Stated task
Output the entries verbatim, including every line.

##### Available data

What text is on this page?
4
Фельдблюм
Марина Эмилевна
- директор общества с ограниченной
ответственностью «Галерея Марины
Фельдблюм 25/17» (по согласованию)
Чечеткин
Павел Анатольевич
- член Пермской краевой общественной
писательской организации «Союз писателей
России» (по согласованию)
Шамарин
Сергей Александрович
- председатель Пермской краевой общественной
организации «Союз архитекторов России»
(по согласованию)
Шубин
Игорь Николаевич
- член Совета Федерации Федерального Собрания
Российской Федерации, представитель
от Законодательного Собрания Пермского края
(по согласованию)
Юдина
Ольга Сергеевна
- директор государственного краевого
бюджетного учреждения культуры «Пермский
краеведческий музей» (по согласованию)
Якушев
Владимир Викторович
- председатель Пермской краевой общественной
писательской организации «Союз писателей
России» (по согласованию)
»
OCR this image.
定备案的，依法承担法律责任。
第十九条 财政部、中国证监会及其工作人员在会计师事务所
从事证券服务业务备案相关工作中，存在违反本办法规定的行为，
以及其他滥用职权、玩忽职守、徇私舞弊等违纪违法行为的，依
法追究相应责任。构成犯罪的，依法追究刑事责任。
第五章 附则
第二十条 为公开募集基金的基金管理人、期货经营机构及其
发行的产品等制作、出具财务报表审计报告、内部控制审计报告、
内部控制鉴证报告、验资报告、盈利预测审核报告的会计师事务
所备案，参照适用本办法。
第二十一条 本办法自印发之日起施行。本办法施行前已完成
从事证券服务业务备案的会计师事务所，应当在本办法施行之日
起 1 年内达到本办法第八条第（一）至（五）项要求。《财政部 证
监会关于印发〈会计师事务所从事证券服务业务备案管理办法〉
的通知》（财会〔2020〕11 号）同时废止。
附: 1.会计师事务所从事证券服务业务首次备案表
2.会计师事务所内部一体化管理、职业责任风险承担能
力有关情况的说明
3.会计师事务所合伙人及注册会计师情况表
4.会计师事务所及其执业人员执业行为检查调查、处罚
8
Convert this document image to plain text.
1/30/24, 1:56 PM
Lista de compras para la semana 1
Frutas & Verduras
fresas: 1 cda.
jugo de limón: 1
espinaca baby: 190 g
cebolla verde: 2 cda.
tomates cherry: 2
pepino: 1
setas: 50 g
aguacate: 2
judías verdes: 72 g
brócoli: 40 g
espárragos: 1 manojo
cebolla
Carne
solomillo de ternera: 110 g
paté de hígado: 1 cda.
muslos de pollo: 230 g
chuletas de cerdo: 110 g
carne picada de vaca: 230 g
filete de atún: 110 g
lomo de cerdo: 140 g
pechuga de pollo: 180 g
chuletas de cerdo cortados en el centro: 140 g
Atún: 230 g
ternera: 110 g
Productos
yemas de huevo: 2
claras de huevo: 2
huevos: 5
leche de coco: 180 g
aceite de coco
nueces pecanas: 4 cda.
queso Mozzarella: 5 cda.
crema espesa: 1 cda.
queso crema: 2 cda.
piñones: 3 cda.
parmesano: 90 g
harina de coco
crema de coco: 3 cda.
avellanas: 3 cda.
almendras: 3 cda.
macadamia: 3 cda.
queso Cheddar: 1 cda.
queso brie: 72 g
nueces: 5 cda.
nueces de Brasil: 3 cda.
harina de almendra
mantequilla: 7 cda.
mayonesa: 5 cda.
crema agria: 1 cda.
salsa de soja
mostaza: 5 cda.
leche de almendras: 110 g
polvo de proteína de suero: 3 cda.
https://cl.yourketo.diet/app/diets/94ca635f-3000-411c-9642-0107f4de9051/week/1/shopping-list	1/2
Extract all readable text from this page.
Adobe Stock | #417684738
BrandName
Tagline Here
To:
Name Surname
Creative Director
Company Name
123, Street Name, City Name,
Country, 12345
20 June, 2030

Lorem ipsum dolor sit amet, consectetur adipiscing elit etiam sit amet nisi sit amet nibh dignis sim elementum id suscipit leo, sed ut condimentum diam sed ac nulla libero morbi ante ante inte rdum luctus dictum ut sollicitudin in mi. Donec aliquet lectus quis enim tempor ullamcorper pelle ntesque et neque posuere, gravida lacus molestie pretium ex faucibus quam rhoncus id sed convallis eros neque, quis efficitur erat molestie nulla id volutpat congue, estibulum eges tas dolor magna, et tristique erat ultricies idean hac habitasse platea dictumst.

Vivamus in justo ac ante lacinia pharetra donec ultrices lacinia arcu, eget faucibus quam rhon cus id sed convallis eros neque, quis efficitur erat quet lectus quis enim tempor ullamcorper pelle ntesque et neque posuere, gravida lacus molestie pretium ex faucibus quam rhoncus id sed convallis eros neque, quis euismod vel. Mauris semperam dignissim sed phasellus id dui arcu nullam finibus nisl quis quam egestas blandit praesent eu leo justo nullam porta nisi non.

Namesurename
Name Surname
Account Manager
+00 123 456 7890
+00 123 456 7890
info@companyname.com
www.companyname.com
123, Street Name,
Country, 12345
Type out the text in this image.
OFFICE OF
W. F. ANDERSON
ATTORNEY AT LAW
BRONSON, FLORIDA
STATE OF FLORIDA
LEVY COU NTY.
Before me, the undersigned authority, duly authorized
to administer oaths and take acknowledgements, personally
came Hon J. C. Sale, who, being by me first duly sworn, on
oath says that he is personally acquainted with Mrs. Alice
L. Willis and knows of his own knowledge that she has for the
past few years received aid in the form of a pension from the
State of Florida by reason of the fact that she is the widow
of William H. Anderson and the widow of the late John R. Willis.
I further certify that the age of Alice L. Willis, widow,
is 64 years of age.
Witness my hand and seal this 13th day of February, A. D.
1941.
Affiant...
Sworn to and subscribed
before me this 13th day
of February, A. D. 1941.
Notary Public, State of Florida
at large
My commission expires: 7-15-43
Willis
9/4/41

##########

Task result
What text is on this page?
4
Фельдблюм
Марина Эмилевна
- директор общества с ограниченной
ответственностью «Галерея Марины
Фельдблюм 25/17» (по согласованию)
Чечеткин
Павел Анатольевич
- член Пермской краевой общественной
писательской организации «Союз писателей
России» (по согласованию)
Шамарин
Сергей Александрович
- председатель Пермской краевой общественной
организации «Союз архитекторов России»
(по согласованию)
Шубин
Игорь Николаевич
- член Совета Федерации Федерального Собрания
Российской Федерации, представитель
от Законодательного Собрания Пермского края
(по согласованию)
Юдина
Ольга Сергеевна
- директор государственного краевого
бюджетного учреждения культуры «Пермский
краеведческий музей» (по согласованию)
Якушев
Владимир Викторович
- председатель Пермской краевой общественной
писательской организации «Союз писателей
России» (по согласованию)
»
OCR this image.
定备案的，依法承担法律责任。
第十九条 财政部、中国证监会及其工作人员在会计师事务所
从事证券服务业务备案相关工作中，存在违反本办法规定的行为，
以及其他滥用职权、玩忽职守、徇私舞弊等违纪违法行为的，依
法追究相应责任。构成犯罪的，依法追究刑事责任。
第五章 附则
第二十条 为公开募集基金的基金管理人、期货经营机构及其
发行的产品等制作、出具财务报表审计报告、内部控制审计报告、
内部控制鉴证报告、验资报告、盈利预测审核报告的会计师事务
所备案，参照适用本办法。
第二十一条 本办法自印发之日起施行。本办法施行前已完成
从事证券服务业务备案的会计师事务所，应当在本办法施行之日
起 1 年内达到本办法第八条第（一）至（五）项要求。《财政部 证
监会关于印发〈会计师事务所从事证券服务业务备案管理办法〉
的通知》（财会〔2020〕11 号）同时废止。
附: 1.会计师事务所从事证券服务业务首次备案表
2.会计师事务所内部一体化管理、职业责任风险承担能
力有关情况的说明
3.会计师事务所合伙人及注册会计师情况表
4.会计师事务所及其执业人员执业行为检查调查、处罚
8
Convert this document image to plain text.
1/30/24, 1:56 PM
Lista de compras para la semana 1
Frutas & Verduras
fresas: 1 cda.
jugo de limón: 1
espinaca baby: 190 g
cebolla verde: 2 cda.
tomates cherry: 2
pepino: 1
setas: 50 g
aguacate: 2
judías verdes: 72 g
brócoli: 40 g
espárragos: 1 manojo
cebolla
Carne
solomillo de ternera: 110 g
paté de hígado: 1 cda.
muslos de pollo: 230 g
chuletas de cerdo: 110 g
carne picada de vaca: 230 g
filete de atún: 110 g
lomo de cerdo: 140 g
pechuga de pollo: 180 g
chuletas de cerdo cortados en el centro: 140 g
Atún: 230 g
ternera: 110 g
Productos
yemas de huevo: 2
claras de huevo: 2
huevos: 5
leche de coco: 180 g
aceite de coco
nueces pecanas: 4 cda.
queso Mozzarella: 5 cda.
crema espesa: 1 cda.
queso crema: 2 cda.
piñones: 3 cda.
parmesano: 90 g
harina de coco
crema de coco: 3 cda.
avellanas: 3 cda.
almendras: 3 cda.
macadamia: 3 cda.
queso Cheddar: 1 cda.
queso brie: 72 g
nueces: 5 cda.
nueces de Brasil: 3 cda.
harina de almendra
mantequilla: 7 cda.
mayonesa: 5 cda.
crema agria: 1 cda.
salsa de soja
mostaza: 5 cda.
leche de almendras: 110 g
polvo de proteína de suero: 3 cda.
https://cl.yourketo.diet/app/diets/94ca635f-3000-411c-9642-0107f4de9051/week/1/shopping-list	1/2
Extract all readable text from this page.
Adobe Stock | #417684738
BrandName
Tagline Here
To:
Name Surname
Creative Director
Company Name
123, Street Name, City Name,
Country, 12345
20 June, 2030

Lorem ipsum dolor sit amet, consectetur adipiscing elit etiam sit amet nisi sit amet nibh dignis sim elementum id suscipit leo, sed ut condimentum diam sed ac nulla libero morbi ante ante inte rdum luctus dictum ut sollicitudin in mi. Donec aliquet lectus quis enim tempor ullamcorper pelle ntesque et neque posuere, gravida lacus molestie pretium ex faucibus quam rhoncus id sed convallis eros neque, quis efficitur erat molestie nulla id volutpat congue, estibulum eges tas dolor magna, et tristique erat ultricies idean hac habitasse platea dictumst.

Vivamus in justo ac ante lacinia pharetra donec ultrices lacinia arcu, eget faucibus quam rhon cus id sed convallis eros neque, quis efficitur erat quet lectus quis enim tempor ullamcorper pelle ntesque et neque posuere, gravida lacus molestie pretium ex faucibus quam rhoncus id sed convallis eros neque, quis euismod vel. Mauris semperam dignissim sed phasellus id dui arcu nullam finibus nisl quis quam egestas blandit praesent eu leo justo nullam porta nisi non.

Namesurename
Name Surname
Account Manager
+00 123 456 7890
+00 123 456 7890
info@companyname.com
www.companyname.com
123, Street Name,
Country, 12345
Type out the text in this image.
OFFICE OF
W. F. ANDERSON
ATTORNEY AT LAW
BRONSON, FLORIDA
STATE OF FLORIDA
LEVY COU NTY.
Before me, the undersigned authority, duly authorized
to administer oaths and take acknowledgements, personally
came Hon J. C. Sale, who, being by me first duly sworn, on
oath says that he is personally acquainted with Mrs. Alice
L. Willis and knows of his own knowledge that she has for the
past few years received aid in the form of a pension from the
State of Florida by reason of the fact that she is the widow
of William H. Anderson and the widow of the late John R. Willis.
I further certify that the age of Alice L. Willis, widow,
is 64 years of age.
Witness my hand and seal this 13th day of February, A. D.
1941.
Affiant...
Sworn to and subscribed
before me this 13th day
of February, A. D. 1941.
Notary Public, State of Florida
at large
My commission expires: 7-15-43
Willis
9/4/41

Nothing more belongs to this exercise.